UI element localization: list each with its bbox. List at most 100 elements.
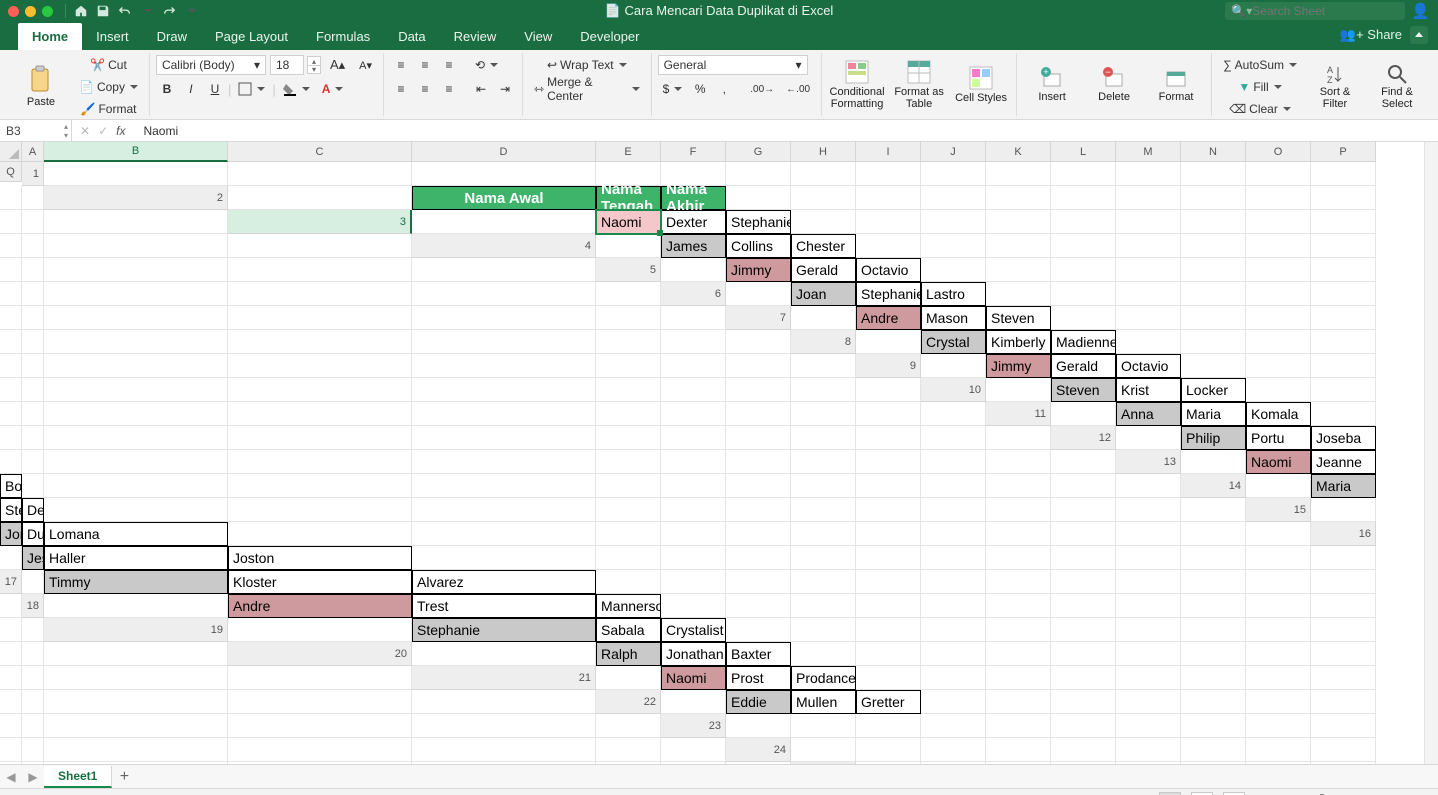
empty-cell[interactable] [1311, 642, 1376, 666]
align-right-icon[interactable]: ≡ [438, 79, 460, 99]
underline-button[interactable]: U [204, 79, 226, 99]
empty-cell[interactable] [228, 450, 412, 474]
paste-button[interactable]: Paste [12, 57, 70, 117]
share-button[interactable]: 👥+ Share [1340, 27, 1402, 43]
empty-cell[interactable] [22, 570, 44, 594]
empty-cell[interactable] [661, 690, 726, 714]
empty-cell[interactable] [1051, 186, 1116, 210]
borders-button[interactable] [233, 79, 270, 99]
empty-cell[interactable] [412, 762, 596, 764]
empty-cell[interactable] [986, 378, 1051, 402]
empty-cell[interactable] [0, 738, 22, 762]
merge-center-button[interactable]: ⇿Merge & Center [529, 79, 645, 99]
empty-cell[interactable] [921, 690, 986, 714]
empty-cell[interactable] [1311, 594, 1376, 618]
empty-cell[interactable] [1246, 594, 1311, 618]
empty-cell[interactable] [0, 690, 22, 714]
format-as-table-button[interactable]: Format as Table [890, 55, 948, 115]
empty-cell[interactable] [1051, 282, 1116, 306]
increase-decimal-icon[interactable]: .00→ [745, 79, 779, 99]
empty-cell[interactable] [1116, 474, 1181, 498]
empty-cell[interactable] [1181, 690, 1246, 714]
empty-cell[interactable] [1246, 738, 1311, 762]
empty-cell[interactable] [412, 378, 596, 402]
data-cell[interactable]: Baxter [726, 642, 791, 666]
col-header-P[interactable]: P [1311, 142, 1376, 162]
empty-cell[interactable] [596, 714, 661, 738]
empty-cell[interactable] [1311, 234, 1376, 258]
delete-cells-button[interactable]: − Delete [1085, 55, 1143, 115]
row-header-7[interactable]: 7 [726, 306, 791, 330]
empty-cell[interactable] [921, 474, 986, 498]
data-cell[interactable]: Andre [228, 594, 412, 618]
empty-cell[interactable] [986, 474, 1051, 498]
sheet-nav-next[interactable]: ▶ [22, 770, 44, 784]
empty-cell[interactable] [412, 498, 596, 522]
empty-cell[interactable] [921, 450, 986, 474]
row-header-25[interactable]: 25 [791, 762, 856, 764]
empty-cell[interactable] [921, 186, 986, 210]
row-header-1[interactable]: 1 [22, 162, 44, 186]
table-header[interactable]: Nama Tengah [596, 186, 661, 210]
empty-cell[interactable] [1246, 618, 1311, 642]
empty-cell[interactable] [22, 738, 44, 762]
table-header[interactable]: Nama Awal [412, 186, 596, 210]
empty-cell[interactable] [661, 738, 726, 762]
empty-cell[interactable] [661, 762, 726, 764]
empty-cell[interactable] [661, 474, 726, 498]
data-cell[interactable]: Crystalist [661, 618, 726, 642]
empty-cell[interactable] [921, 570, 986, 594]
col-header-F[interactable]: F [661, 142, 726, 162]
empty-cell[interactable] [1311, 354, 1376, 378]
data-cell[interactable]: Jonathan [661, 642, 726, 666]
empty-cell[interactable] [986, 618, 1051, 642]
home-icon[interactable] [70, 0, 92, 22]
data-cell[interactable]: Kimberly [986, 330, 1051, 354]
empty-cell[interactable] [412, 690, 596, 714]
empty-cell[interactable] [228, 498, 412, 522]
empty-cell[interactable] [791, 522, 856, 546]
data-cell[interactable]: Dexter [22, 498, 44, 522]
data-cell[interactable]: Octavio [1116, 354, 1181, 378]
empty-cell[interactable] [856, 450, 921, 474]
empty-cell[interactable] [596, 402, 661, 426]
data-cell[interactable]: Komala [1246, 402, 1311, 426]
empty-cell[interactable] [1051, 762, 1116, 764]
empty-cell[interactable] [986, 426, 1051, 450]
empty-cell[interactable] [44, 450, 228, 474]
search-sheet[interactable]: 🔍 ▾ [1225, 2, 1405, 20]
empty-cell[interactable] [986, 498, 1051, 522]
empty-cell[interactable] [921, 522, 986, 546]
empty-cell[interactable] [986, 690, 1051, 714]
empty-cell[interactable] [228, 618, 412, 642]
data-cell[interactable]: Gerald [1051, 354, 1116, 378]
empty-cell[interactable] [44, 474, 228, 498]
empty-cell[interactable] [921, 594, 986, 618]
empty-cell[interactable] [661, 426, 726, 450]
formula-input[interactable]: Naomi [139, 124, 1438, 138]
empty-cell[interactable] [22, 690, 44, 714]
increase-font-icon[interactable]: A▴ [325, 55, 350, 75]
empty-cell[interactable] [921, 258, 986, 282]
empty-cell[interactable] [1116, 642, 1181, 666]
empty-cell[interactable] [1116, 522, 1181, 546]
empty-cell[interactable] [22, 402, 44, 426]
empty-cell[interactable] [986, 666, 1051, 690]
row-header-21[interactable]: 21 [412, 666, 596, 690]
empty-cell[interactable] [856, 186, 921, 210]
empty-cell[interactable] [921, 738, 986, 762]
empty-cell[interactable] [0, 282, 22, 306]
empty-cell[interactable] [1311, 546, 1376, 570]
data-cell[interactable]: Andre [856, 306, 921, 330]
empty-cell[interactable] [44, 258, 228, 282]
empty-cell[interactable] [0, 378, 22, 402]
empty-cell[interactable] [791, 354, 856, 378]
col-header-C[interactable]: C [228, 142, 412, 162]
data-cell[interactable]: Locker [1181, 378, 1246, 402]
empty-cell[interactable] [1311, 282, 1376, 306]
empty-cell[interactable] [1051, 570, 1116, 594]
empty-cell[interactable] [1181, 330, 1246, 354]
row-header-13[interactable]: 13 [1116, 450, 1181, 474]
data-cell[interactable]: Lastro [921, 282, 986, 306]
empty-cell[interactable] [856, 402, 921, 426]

* **What you need to do**: Put the lines from the one containing "empty-cell[interactable] [1311, 642, 1376, 666]" through the one containing "empty-cell[interactable] [1051, 282, 1116, 306]", both included, into a JSON list of strings with one string per line and blank lines left out.

* **Response for this exercise**:
[
  "empty-cell[interactable] [1311, 642, 1376, 666]",
  "align-right-icon[interactable]: ≡ [438, 79, 460, 99]",
  "underline-button[interactable]: U [204, 79, 226, 99]",
  "empty-cell[interactable] [228, 450, 412, 474]",
  "paste-button[interactable]: Paste [12, 57, 70, 117]",
  "share-button[interactable]: 👥+ Share [1340, 27, 1402, 43]",
  "empty-cell[interactable] [22, 570, 44, 594]",
  "empty-cell[interactable] [661, 690, 726, 714]",
  "empty-cell[interactable] [1051, 186, 1116, 210]",
  "borders-button[interactable] [233, 79, 270, 99]",
  "empty-cell[interactable] [412, 762, 596, 764]",
  "empty-cell[interactable] [986, 378, 1051, 402]",
  "empty-cell[interactable] [0, 738, 22, 762]",
  "merge-center-button[interactable]: ⇿Merge & Center [529, 79, 645, 99]",
  "empty-cell[interactable] [921, 690, 986, 714]",
  "empty-cell[interactable] [1311, 594, 1376, 618]",
  "empty-cell[interactable] [1246, 594, 1311, 618]",
  "empty-cell[interactable] [0, 690, 22, 714]",
  "format-as-table-button[interactable]: Format as Table [890, 55, 948, 115]",
  "empty-cell[interactable] [1051, 282, 1116, 306]"
]